- _WHAT IS REQUIRED_
Filter the data for lines with the word "using" and copy those lines.

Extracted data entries
● ● ● ● ● ● ●

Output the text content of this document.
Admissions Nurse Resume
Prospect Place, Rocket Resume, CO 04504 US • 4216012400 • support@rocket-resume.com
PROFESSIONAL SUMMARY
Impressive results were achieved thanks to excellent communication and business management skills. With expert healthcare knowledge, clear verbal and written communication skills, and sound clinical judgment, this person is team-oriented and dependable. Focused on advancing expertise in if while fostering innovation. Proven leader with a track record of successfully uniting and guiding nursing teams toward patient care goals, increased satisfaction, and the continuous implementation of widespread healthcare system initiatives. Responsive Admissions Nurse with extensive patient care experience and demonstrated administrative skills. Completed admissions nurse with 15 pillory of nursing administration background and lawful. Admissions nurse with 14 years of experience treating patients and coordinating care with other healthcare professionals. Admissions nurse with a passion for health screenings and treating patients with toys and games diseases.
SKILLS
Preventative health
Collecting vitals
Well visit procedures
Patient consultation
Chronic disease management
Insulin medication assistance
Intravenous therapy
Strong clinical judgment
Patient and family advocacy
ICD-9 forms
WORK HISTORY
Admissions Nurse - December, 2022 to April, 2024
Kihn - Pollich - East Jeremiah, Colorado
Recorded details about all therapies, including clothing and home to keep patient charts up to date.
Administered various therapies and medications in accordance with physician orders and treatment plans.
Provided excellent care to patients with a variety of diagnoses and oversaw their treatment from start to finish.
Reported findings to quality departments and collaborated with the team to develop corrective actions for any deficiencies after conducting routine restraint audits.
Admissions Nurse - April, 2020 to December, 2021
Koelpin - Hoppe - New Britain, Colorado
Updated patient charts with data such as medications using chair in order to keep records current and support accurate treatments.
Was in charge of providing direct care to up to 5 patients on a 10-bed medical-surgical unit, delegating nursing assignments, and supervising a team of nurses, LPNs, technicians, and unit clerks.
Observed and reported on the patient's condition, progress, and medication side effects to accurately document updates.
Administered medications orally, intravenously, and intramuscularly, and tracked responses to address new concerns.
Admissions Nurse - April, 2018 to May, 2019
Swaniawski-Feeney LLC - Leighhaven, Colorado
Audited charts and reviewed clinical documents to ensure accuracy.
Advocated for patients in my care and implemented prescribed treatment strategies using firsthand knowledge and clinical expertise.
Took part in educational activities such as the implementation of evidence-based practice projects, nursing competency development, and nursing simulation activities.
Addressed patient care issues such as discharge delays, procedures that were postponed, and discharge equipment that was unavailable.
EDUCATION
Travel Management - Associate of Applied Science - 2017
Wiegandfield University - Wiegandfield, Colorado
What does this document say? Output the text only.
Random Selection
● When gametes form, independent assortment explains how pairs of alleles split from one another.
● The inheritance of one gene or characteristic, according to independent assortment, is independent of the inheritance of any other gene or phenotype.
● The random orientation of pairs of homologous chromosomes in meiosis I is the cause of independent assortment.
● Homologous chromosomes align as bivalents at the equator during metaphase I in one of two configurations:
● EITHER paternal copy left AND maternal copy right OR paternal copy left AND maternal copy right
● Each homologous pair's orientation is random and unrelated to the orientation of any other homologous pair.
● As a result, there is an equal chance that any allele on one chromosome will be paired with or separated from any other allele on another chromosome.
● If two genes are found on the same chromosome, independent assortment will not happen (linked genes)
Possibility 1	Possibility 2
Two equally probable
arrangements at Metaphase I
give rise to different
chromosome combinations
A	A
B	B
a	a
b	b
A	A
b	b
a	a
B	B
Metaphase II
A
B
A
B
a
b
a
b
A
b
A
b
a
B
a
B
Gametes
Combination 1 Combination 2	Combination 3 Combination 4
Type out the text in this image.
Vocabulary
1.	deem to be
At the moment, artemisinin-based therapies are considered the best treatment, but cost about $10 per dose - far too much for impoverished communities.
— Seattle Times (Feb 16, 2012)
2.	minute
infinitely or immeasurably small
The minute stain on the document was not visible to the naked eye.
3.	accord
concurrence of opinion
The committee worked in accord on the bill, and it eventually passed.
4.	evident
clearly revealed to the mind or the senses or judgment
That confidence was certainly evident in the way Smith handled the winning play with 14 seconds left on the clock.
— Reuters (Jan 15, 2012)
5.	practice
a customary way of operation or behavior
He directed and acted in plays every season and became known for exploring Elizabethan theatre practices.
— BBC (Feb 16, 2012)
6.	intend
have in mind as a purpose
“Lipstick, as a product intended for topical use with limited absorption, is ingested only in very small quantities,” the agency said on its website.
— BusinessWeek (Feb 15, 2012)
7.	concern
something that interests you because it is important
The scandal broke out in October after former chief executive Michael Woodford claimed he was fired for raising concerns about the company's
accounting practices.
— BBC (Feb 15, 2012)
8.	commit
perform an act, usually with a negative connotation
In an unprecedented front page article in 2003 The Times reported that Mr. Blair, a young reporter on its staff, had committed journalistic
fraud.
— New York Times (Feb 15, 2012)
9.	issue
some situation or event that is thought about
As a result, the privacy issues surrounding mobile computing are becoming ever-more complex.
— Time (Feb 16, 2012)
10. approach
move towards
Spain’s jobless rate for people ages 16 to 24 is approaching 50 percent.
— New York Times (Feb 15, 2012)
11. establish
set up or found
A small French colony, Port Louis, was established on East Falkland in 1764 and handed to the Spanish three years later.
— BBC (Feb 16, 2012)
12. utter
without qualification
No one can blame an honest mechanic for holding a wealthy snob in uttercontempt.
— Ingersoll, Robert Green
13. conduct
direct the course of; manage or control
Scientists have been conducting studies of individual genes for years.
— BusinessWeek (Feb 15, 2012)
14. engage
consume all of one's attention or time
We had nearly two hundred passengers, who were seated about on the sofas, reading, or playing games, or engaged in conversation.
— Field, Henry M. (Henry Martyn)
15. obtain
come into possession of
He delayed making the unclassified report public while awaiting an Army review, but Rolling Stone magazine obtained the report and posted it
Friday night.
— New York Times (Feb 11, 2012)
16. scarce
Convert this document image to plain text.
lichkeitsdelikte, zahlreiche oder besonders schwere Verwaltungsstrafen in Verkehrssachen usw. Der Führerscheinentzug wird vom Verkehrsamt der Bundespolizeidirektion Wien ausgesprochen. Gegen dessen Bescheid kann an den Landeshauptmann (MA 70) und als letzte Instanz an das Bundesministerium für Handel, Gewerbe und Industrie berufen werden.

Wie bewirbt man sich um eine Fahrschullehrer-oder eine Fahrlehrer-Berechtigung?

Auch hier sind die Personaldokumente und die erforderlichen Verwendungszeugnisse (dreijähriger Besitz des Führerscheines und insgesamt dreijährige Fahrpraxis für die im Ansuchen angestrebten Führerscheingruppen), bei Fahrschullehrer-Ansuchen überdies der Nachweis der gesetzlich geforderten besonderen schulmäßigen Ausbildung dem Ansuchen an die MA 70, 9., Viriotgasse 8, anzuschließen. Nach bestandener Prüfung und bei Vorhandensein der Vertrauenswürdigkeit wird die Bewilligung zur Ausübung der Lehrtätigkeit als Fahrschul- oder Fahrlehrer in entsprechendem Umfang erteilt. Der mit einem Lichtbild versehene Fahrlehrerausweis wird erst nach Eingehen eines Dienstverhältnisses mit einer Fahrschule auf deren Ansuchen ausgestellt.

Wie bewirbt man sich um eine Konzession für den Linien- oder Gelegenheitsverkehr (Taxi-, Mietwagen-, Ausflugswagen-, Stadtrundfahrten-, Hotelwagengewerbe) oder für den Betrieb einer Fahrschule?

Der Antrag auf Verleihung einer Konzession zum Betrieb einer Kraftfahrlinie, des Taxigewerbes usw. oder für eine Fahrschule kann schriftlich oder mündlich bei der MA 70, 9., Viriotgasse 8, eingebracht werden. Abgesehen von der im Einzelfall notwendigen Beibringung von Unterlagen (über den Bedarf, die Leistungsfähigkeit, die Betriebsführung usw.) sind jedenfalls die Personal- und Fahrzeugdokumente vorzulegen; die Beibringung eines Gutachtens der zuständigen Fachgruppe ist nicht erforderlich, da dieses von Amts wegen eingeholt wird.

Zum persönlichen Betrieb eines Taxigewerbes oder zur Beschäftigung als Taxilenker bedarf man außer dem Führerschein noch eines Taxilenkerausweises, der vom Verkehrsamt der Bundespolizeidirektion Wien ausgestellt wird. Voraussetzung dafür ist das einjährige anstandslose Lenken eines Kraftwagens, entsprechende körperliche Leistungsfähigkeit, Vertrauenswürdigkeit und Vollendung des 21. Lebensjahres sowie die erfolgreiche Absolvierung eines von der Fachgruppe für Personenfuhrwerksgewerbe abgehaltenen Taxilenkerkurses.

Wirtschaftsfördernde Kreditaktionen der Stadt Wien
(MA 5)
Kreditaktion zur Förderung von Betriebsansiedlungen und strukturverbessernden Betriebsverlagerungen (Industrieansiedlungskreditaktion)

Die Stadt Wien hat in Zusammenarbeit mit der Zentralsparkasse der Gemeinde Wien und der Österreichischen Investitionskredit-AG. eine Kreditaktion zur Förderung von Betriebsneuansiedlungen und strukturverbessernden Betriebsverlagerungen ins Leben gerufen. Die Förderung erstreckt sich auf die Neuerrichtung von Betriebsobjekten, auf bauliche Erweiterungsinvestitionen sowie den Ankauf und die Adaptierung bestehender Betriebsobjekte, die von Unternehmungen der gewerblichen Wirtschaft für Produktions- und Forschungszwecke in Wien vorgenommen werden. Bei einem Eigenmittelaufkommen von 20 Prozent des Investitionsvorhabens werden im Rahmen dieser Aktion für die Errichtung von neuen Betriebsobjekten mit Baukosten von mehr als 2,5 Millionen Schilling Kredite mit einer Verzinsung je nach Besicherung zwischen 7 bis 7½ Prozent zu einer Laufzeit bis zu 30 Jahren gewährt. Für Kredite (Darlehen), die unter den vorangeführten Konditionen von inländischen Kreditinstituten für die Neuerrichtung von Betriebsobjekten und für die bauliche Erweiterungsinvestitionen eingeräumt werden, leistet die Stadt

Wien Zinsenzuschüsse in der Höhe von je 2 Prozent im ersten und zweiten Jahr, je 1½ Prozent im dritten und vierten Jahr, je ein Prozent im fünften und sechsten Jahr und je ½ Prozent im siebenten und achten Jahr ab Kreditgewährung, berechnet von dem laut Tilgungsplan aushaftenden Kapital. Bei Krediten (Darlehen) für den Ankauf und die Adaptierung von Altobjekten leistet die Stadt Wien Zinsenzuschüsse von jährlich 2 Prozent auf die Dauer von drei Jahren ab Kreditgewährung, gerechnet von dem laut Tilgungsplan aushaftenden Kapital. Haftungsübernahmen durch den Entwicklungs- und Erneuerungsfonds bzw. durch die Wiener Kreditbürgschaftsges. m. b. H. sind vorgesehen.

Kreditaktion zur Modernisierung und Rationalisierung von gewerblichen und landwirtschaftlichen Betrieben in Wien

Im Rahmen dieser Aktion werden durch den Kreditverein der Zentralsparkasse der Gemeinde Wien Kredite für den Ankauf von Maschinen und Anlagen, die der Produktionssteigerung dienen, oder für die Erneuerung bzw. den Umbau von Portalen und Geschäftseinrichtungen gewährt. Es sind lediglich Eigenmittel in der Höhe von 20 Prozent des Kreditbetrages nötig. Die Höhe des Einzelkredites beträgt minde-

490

● ● ● ● ● ● ●

- _ANSWER SECTION_
Updated patient charts with data such as medications using chair in order to keep records current and support accurate treatments.
Advocated for patients in my care and implemented prescribed treatment strategies using firsthand knowledge and clinical expertise.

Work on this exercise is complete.